-- Records provided start --

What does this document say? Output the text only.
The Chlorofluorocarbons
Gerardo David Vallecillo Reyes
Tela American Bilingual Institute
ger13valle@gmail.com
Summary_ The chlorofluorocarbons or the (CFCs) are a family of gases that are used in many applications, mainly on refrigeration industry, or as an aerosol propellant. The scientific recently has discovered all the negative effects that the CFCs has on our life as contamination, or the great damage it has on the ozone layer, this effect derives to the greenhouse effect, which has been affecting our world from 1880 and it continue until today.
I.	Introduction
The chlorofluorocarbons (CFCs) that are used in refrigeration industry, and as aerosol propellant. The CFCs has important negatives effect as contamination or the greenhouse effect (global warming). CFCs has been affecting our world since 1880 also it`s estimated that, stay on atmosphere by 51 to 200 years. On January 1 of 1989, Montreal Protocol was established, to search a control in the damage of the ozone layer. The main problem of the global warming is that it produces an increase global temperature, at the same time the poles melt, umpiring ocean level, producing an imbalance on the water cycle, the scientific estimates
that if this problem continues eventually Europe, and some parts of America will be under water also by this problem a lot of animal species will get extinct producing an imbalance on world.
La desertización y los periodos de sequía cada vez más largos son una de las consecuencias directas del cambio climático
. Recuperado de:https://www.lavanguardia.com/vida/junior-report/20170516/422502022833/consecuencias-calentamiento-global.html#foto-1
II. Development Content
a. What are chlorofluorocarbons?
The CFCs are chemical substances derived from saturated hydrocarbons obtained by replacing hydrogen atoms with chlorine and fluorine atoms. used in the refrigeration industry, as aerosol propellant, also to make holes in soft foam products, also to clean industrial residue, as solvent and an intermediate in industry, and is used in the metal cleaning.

-- Records provided end --

* Exercise prompt: Identify the lines in the entries above that contain "What", then copy them out.

* Answer to the task:
What does this document say? Output the text only.
a. What are chlorofluorocarbons?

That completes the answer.